Omit the images, then print each record below exactly as it reads.

--- INFORMATION PROVIDED ---

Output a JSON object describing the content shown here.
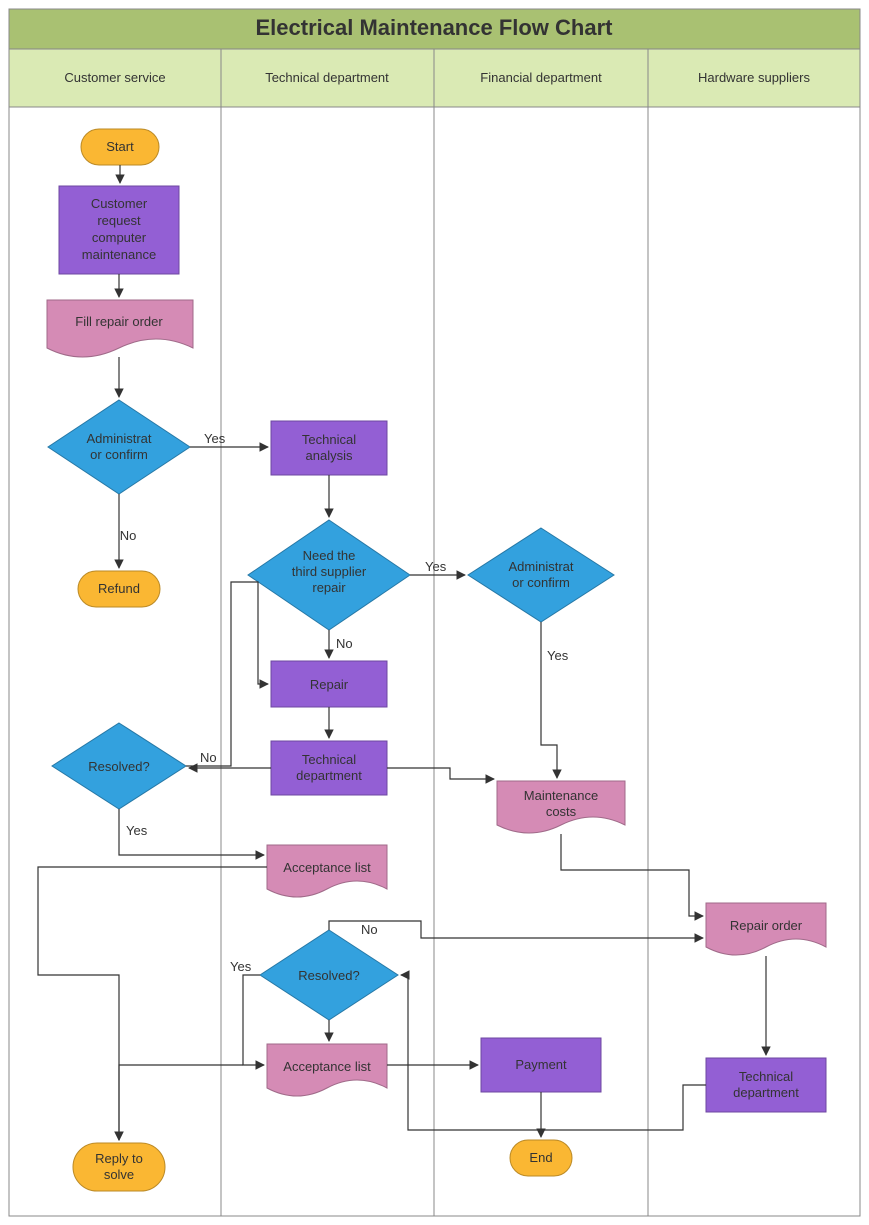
{
  "chart_data": {
    "type": "flowchart",
    "title": "Electrical Maintenance Flow Chart",
    "swimlanes": [
      "Customer service",
      "Technical department",
      "Financial department",
      "Hardware suppliers"
    ],
    "nodes": [
      {
        "id": "start",
        "lane": "Customer service",
        "type": "terminator",
        "label": "Start"
      },
      {
        "id": "request",
        "lane": "Customer service",
        "type": "process",
        "label": "Customer request computer maintenance"
      },
      {
        "id": "fill_order",
        "lane": "Customer service",
        "type": "document",
        "label": "Fill repair order"
      },
      {
        "id": "admin1",
        "lane": "Customer service",
        "type": "decision",
        "label": "Administrator confirm"
      },
      {
        "id": "refund",
        "lane": "Customer service",
        "type": "terminator",
        "label": "Refund"
      },
      {
        "id": "resolved1",
        "lane": "Customer service",
        "type": "decision",
        "label": "Resolved?"
      },
      {
        "id": "reply",
        "lane": "Customer service",
        "type": "terminator",
        "label": "Reply to solve"
      },
      {
        "id": "tech_analysis",
        "lane": "Technical department",
        "type": "process",
        "label": "Technical analysis"
      },
      {
        "id": "needsupplier",
        "lane": "Technical department",
        "type": "decision",
        "label": "Need the third supplier repair"
      },
      {
        "id": "repair",
        "lane": "Technical department",
        "type": "process",
        "label": "Repair"
      },
      {
        "id": "techdept1",
        "lane": "Technical department",
        "type": "process",
        "label": "Technical department"
      },
      {
        "id": "accept1",
        "lane": "Technical department",
        "type": "document",
        "label": "Acceptance list"
      },
      {
        "id": "resolved2",
        "lane": "Technical department",
        "type": "decision",
        "label": "Resolved?"
      },
      {
        "id": "accept2",
        "lane": "Technical department",
        "type": "document",
        "label": "Acceptance list"
      },
      {
        "id": "admin2",
        "lane": "Financial department",
        "type": "decision",
        "label": "Administrator confirm"
      },
      {
        "id": "maint_costs",
        "lane": "Financial department",
        "type": "document",
        "label": "Maintenance costs"
      },
      {
        "id": "payment",
        "lane": "Financial department",
        "type": "process",
        "label": "Payment"
      },
      {
        "id": "end",
        "lane": "Financial department",
        "type": "terminator",
        "label": "End"
      },
      {
        "id": "repair_order",
        "lane": "Hardware suppliers",
        "type": "document",
        "label": "Repair order"
      },
      {
        "id": "techdept2",
        "lane": "Hardware suppliers",
        "type": "process",
        "label": "Technical department"
      }
    ],
    "edges": [
      {
        "from": "start",
        "to": "request"
      },
      {
        "from": "request",
        "to": "fill_order"
      },
      {
        "from": "fill_order",
        "to": "admin1"
      },
      {
        "from": "admin1",
        "to": "tech_analysis",
        "label": "Yes"
      },
      {
        "from": "admin1",
        "to": "refund",
        "label": "No"
      },
      {
        "from": "tech_analysis",
        "to": "needsupplier"
      },
      {
        "from": "needsupplier",
        "to": "admin2",
        "label": "Yes"
      },
      {
        "from": "needsupplier",
        "to": "repair",
        "label": "No"
      },
      {
        "from": "admin2",
        "to": "maint_costs",
        "label": "Yes"
      },
      {
        "from": "repair",
        "to": "techdept1"
      },
      {
        "from": "techdept1",
        "to": "resolved1"
      },
      {
        "from": "techdept1",
        "to": "maint_costs"
      },
      {
        "from": "resolved1",
        "to": "repair",
        "label": "No"
      },
      {
        "from": "resolved1",
        "to": "accept1",
        "label": "Yes"
      },
      {
        "from": "accept1",
        "to": "reply"
      },
      {
        "from": "maint_costs",
        "to": "repair_order"
      },
      {
        "from": "repair_order",
        "to": "techdept2"
      },
      {
        "from": "techdept2",
        "to": "resolved2"
      },
      {
        "from": "resolved2",
        "to": "accept2",
        "label": "Yes"
      },
      {
        "from": "resolved2",
        "to": "repair_order",
        "label": "No"
      },
      {
        "from": "accept2",
        "to": "payment"
      },
      {
        "from": "payment",
        "to": "end"
      },
      {
        "from": "resolved2",
        "to": "reply",
        "label": "Yes"
      }
    ]
  },
  "labels": {
    "yes": "Yes",
    "no": "No"
  }
}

---

▶ [RESPONSE]:
Output a JSON object describing the content shown here.
{
  "chart_data": {
    "type": "flowchart",
    "title": "Electrical Maintenance Flow Chart",
    "swimlanes": [
      "Customer service",
      "Technical department",
      "Financial department",
      "Hardware suppliers"
    ],
    "nodes": [
      {
        "id": "start",
        "lane": "Customer service",
        "type": "terminator",
        "label": "Start"
      },
      {
        "id": "request",
        "lane": "Customer service",
        "type": "process",
        "label": "Customer request computer maintenance"
      },
      {
        "id": "fill_order",
        "lane": "Customer service",
        "type": "document",
        "label": "Fill repair order"
      },
      {
        "id": "admin1",
        "lane": "Customer service",
        "type": "decision",
        "label": "Administrator confirm"
      },
      {
        "id": "refund",
        "lane": "Customer service",
        "type": "terminator",
        "label": "Refund"
      },
      {
        "id": "resolved1",
        "lane": "Customer service",
        "type": "decision",
        "label": "Resolved?"
      },
      {
        "id": "reply",
        "lane": "Customer service",
        "type": "terminator",
        "label": "Reply to solve"
      },
      {
        "id": "tech_analysis",
        "lane": "Technical department",
        "type": "process",
        "label": "Technical analysis"
      },
      {
        "id": "needsupplier",
        "lane": "Technical department",
        "type": "decision",
        "label": "Need the third supplier repair"
      },
      {
        "id": "repair",
        "lane": "Technical department",
        "type": "process",
        "label": "Repair"
      },
      {
        "id": "techdept1",
        "lane": "Technical department",
        "type": "process",
        "label": "Technical department"
      },
      {
        "id": "accept1",
        "lane": "Technical department",
        "type": "document",
        "label": "Acceptance list"
      },
      {
        "id": "resolved2",
        "lane": "Technical department",
        "type": "decision",
        "label": "Resolved?"
      },
      {
        "id": "accept2",
        "lane": "Technical department",
        "type": "document",
        "label": "Acceptance list"
      },
      {
        "id": "admin2",
        "lane": "Financial department",
        "type": "decision",
        "label": "Administrator confirm"
      },
      {
        "id": "maint_costs",
        "lane": "Financial department",
        "type": "document",
        "label": "Maintenance costs"
      },
      {
        "id": "payment",
        "lane": "Financial department",
        "type": "process",
        "label": "Payment"
      },
      {
        "id": "end",
        "lane": "Financial department",
        "type": "terminator",
        "label": "End"
      },
      {
        "id": "repair_order",
        "lane": "Hardware suppliers",
        "type": "document",
        "label": "Repair order"
      },
      {
        "id": "techdept2",
        "lane": "Hardware suppliers",
        "type": "process",
        "label": "Technical department"
      }
    ],
    "edges": [
      {
        "from": "start",
        "to": "request"
      },
      {
        "from": "request",
        "to": "fill_order"
      },
      {
        "from": "fill_order",
        "to": "admin1"
      },
      {
        "from": "admin1",
        "to": "tech_analysis",
        "label": "Yes"
      },
      {
        "from": "admin1",
        "to": "refund",
        "label": "No"
      },
      {
        "from": "tech_analysis",
        "to": "needsupplier"
      },
      {
        "from": "needsupplier",
        "to": "admin2",
        "label": "Yes"
      },
      {
        "from": "needsupplier",
        "to": "repair",
        "label": "No"
      },
      {
        "from": "admin2",
        "to": "maint_costs",
        "label": "Yes"
      },
      {
        "from": "repair",
        "to": "techdept1"
      },
      {
        "from": "techdept1",
        "to": "resolved1"
      },
      {
        "from": "techdept1",
        "to": "maint_costs"
      },
      {
        "from": "resolved1",
        "to": "repair",
        "label": "No"
      },
      {
        "from": "resolved1",
        "to": "accept1",
        "label": "Yes"
      },
      {
        "from": "accept1",
        "to": "reply"
      },
      {
        "from": "maint_costs",
        "to": "repair_order"
      },
      {
        "from": "repair_order",
        "to": "techdept2"
      },
      {
        "from": "techdept2",
        "to": "resolved2"
      },
      {
        "from": "resolved2",
        "to": "accept2",
        "label": "Yes"
      },
      {
        "from": "resolved2",
        "to": "repair_order",
        "label": "No"
      },
      {
        "from": "accept2",
        "to": "payment"
      },
      {
        "from": "payment",
        "to": "end"
      },
      {
        "from": "resolved2",
        "to": "reply",
        "label": "Yes"
      }
    ]
  },
  "labels": {
    "yes": "Yes",
    "no": "No"
  }
}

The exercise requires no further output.